Entradas de disposición espacial:
=====

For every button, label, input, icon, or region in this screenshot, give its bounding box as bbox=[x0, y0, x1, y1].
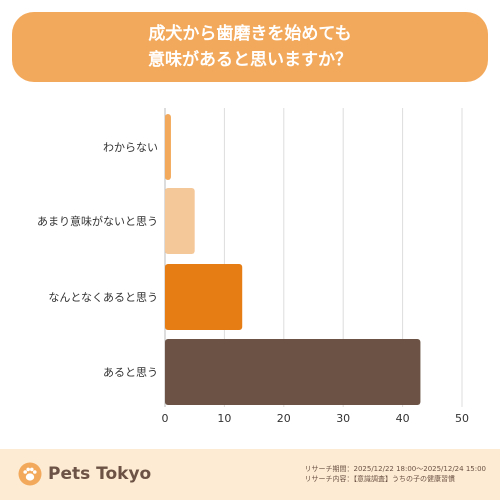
bar-chart: 0 10 20 30 40 50 わからないあまり意味がないと思うなんとなくあると思うあると… bbox=[37, 108, 469, 425]
title-line-2: 意味があると思いますか？ bbox=[148, 50, 352, 70]
bar bbox=[165, 114, 171, 180]
research-meta: リサーチ期間：2025/12/22 18:00～2025/12/24 15:00… bbox=[305, 464, 487, 484]
x-tick-label: 0 bbox=[162, 412, 169, 425]
x-tick-label: 40 bbox=[396, 412, 410, 425]
category-label: あまり意味がないと思う bbox=[37, 214, 158, 228]
bar bbox=[165, 339, 421, 405]
paw-icon bbox=[18, 462, 42, 486]
bar bbox=[165, 188, 195, 254]
title-line-1: 成犬から歯磨きを始めても bbox=[148, 24, 352, 44]
brand-logo: Pets Tokyo bbox=[18, 462, 151, 486]
x-tick-label: 20 bbox=[277, 412, 291, 425]
footer: Pets Tokyo リサーチ期間：2025/12/22 18:00～2025/… bbox=[0, 449, 500, 500]
x-tick-label: 30 bbox=[336, 412, 350, 425]
research-content: リサーチ内容：【意識調査】うちの子の健康習慣 bbox=[304, 475, 456, 483]
category-label: わからない bbox=[103, 141, 158, 154]
category-label: なんとなくあると思う bbox=[48, 291, 158, 304]
x-tick-label: 50 bbox=[455, 412, 469, 425]
research-period: リサーチ期間：2025/12/22 18:00～2025/12/24 15:00 bbox=[304, 465, 487, 473]
x-tick-label: 10 bbox=[217, 412, 231, 425]
brand-name: Pets Tokyo bbox=[48, 464, 152, 484]
category-label: あると思う bbox=[103, 366, 158, 379]
bar bbox=[165, 264, 243, 330]
title-banner: 成犬から歯磨きを始めても 意味があると思いますか？ bbox=[12, 12, 488, 82]
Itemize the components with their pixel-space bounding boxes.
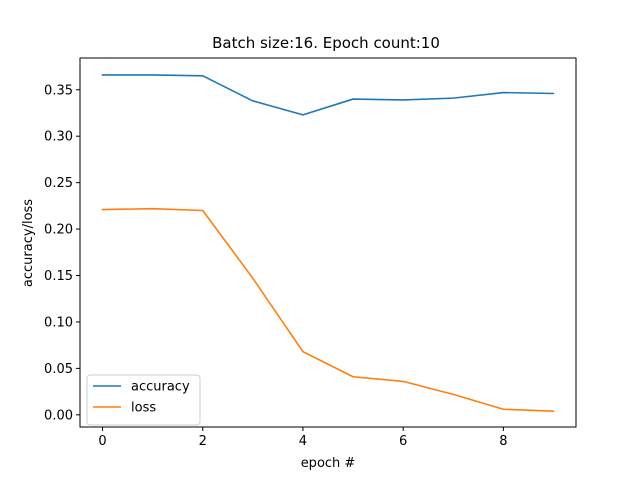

=====

Organiza en una lista JSON de cadenas, con una cadena por línea y sin incluir líneas en blanco, las líneas de los datos que empiezan en la que contiene "bar-chart: 0 10" y siguen hasta la que contiene "paw-icon bbox=[18, 462, 42, 486]", ambas incluidas.

[
  "bar-chart: 0 10 20 30 40 50 わからないあまり意味がないと思うなんとなくあると思うあると… bbox=[37, 108, 469, 425]",
  "title-line-2: 意味があると思いますか？ bbox=[148, 50, 352, 70]",
  "bar bbox=[165, 114, 171, 180]",
  "research-meta: リサーチ期間：2025/12/22 18:00～2025/12/24 15:00… bbox=[305, 464, 487, 484]",
  "x-tick-label: 0 bbox=[162, 412, 169, 425]",
  "x-tick-label: 40 bbox=[396, 412, 410, 425]",
  "category-label: あまり意味がないと思う bbox=[37, 214, 158, 228]",
  "bar bbox=[165, 339, 421, 405]",
  "paw-icon bbox=[18, 462, 42, 486]"
]